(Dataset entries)
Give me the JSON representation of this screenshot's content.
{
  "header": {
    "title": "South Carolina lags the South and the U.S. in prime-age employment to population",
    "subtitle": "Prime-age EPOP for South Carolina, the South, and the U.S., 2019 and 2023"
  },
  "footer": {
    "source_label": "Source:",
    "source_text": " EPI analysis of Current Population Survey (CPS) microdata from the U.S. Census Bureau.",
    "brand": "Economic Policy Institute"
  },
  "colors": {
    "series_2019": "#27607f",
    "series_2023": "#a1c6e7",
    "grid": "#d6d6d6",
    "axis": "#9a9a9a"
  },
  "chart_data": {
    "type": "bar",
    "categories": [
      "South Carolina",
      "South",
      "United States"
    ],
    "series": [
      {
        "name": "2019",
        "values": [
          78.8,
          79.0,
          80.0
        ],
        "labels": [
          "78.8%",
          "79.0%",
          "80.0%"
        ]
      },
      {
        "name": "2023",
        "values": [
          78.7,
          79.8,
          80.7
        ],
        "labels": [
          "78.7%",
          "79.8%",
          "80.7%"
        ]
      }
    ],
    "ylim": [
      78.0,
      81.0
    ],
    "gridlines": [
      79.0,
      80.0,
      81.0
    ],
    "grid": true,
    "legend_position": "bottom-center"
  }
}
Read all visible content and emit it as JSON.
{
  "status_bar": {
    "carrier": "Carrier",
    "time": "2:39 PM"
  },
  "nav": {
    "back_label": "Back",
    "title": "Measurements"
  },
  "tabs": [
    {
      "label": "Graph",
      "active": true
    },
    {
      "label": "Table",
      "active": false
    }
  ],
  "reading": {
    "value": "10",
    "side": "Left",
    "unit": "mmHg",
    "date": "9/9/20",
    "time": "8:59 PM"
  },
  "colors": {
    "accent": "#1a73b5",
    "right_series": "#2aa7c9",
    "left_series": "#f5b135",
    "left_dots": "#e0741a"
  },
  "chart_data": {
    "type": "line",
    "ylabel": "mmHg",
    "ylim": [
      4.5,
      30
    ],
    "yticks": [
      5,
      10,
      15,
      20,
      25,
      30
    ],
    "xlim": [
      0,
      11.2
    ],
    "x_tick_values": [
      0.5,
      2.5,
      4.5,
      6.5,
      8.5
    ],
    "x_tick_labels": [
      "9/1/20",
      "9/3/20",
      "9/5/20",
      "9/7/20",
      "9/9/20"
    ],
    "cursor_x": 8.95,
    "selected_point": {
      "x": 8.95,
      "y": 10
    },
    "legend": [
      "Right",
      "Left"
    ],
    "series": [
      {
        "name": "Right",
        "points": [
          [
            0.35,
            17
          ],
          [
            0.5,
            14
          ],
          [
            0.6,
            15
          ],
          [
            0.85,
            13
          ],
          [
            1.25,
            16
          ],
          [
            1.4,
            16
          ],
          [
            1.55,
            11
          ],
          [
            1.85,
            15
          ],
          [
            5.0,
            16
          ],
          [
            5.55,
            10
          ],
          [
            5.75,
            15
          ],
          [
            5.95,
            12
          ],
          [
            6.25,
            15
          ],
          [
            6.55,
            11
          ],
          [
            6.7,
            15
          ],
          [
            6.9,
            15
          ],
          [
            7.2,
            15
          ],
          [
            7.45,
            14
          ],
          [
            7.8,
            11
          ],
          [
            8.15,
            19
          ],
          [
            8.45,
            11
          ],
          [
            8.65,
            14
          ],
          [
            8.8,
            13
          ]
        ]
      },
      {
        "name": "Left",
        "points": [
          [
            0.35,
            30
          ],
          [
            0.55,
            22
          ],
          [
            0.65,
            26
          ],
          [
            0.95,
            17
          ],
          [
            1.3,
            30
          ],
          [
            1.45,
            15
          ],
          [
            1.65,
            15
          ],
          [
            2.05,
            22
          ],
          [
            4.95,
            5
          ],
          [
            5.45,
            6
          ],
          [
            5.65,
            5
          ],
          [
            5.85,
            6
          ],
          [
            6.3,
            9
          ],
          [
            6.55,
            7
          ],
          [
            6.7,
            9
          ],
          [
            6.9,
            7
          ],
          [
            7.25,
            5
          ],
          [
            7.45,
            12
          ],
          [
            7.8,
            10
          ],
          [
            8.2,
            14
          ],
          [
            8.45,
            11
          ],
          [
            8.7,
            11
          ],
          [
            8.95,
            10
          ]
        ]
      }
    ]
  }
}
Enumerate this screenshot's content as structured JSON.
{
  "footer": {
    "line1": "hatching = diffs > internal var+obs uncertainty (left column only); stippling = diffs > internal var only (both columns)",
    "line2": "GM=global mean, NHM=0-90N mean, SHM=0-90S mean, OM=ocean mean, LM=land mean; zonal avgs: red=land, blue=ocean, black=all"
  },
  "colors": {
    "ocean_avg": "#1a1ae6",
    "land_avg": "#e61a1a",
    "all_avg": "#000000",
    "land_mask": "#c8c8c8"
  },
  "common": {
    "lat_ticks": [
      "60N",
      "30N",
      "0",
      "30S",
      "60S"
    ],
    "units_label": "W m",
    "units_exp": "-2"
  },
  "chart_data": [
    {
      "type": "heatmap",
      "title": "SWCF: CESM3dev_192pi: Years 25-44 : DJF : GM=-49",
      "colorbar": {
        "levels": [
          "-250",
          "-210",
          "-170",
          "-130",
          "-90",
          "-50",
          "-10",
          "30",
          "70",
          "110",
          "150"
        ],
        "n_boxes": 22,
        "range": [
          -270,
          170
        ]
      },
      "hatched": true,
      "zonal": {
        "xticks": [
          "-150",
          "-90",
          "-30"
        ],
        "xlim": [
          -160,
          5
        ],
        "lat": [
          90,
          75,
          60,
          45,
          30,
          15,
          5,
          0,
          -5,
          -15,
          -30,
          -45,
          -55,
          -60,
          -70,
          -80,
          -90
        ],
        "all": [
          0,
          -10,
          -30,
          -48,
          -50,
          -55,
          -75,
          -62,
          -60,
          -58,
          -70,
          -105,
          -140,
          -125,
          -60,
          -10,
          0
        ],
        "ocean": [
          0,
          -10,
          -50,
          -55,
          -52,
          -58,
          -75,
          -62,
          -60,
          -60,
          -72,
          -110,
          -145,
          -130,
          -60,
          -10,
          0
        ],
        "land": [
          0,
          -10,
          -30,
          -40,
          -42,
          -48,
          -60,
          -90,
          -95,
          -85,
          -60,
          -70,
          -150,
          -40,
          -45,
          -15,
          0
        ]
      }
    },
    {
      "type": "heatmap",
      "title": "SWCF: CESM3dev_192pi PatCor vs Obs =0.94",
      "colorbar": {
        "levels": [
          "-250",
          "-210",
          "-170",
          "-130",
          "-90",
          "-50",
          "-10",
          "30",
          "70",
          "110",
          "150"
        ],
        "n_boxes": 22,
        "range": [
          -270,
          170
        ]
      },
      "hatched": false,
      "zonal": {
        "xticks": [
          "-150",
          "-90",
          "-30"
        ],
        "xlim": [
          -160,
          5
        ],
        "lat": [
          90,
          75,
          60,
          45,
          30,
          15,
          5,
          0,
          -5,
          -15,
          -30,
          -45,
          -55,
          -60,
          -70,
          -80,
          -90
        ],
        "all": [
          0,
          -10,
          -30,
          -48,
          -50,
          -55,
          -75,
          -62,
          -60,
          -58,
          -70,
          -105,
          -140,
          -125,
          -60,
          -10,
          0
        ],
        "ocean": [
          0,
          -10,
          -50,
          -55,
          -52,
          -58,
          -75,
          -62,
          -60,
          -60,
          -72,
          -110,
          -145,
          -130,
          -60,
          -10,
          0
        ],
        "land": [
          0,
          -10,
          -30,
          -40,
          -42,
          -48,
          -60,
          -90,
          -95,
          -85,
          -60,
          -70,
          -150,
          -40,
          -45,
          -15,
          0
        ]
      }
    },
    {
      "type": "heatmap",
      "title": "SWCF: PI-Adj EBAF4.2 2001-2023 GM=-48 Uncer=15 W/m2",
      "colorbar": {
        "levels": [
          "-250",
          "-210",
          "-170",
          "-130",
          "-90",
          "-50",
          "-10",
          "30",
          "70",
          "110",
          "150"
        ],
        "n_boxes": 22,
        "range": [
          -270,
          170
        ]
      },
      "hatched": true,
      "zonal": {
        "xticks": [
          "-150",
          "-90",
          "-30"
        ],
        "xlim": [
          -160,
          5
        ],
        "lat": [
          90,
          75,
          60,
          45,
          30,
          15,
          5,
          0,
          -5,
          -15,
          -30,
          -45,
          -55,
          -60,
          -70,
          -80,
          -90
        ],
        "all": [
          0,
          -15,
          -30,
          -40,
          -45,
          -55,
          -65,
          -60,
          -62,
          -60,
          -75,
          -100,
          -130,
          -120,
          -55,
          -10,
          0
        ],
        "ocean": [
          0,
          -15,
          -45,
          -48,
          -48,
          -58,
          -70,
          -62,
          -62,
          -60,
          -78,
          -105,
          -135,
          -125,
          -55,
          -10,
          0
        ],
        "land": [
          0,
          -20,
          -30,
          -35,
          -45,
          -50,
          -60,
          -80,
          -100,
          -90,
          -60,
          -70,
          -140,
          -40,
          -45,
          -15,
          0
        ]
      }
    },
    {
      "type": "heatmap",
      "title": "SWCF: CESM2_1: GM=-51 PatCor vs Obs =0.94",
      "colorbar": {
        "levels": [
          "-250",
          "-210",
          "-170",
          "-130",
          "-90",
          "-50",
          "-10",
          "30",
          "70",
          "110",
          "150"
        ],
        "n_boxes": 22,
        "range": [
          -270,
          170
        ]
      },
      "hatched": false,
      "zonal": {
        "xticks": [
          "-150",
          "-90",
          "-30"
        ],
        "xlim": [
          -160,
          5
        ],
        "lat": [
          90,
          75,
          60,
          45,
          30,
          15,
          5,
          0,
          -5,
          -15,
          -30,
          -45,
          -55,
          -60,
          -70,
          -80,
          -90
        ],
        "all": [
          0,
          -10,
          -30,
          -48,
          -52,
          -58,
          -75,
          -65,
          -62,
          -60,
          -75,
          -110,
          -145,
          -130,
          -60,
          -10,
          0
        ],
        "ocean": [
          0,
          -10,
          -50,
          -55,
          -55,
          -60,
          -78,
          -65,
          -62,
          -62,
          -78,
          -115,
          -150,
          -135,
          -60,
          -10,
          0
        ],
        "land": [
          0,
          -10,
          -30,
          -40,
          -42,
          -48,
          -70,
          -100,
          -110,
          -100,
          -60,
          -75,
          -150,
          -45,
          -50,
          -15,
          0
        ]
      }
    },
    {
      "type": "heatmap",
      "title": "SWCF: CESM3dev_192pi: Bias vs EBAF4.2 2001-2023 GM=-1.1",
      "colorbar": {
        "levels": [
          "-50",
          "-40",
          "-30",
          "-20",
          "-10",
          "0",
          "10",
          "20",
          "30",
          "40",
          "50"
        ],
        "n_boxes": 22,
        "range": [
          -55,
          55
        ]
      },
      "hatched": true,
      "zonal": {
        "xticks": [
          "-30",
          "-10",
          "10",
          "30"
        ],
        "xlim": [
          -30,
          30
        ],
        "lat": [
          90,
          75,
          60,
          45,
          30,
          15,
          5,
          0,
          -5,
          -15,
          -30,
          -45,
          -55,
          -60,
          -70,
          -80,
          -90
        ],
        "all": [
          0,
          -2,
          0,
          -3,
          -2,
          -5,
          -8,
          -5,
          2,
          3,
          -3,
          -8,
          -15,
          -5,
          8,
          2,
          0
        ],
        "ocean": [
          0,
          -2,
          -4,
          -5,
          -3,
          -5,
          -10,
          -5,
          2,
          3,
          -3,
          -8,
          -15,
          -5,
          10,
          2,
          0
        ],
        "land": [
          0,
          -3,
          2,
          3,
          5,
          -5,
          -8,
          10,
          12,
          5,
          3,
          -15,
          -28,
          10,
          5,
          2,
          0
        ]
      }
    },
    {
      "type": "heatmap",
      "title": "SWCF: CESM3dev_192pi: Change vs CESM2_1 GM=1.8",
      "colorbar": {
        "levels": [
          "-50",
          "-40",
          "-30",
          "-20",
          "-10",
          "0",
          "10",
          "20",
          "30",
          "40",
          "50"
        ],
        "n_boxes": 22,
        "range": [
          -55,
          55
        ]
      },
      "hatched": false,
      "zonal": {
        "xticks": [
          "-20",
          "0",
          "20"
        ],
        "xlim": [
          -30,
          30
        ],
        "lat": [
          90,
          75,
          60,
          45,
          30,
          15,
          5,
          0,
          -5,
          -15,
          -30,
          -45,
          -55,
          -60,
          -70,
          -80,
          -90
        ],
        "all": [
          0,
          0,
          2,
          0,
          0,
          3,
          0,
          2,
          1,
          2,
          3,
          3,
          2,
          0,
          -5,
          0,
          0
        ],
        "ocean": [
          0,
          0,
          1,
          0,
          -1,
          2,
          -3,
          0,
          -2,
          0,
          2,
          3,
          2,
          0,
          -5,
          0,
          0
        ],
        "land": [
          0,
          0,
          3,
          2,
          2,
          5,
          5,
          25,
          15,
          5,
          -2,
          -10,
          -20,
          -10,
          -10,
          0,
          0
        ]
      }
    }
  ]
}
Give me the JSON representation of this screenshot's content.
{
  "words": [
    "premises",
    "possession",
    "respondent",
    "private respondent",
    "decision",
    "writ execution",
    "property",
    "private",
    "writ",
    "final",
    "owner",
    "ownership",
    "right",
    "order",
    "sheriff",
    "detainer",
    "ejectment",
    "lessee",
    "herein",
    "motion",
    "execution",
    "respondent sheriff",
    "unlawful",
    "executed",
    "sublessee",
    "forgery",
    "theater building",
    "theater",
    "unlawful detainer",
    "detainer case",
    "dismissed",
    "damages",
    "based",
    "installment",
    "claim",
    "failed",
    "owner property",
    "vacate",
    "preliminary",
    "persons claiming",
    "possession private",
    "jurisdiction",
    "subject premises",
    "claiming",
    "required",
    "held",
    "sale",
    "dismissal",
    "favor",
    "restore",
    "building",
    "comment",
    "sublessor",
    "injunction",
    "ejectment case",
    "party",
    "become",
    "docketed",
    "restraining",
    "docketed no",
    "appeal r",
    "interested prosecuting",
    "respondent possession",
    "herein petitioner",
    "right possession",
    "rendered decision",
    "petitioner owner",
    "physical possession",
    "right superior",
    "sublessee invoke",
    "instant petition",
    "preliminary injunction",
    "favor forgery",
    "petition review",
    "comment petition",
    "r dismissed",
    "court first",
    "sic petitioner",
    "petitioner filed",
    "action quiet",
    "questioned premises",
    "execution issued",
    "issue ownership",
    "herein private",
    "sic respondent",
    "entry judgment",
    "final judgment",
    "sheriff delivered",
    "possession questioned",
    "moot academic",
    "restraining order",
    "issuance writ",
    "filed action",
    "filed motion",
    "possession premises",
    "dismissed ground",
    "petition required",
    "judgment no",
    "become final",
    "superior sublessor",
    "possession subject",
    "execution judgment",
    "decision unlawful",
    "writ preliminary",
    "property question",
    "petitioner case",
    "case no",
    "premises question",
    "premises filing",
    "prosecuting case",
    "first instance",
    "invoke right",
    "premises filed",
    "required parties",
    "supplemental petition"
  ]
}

** What is needed **
Select every line of the records holding the string "questioned".

** Finished answer **
    "questioned premises",
    "possession questioned",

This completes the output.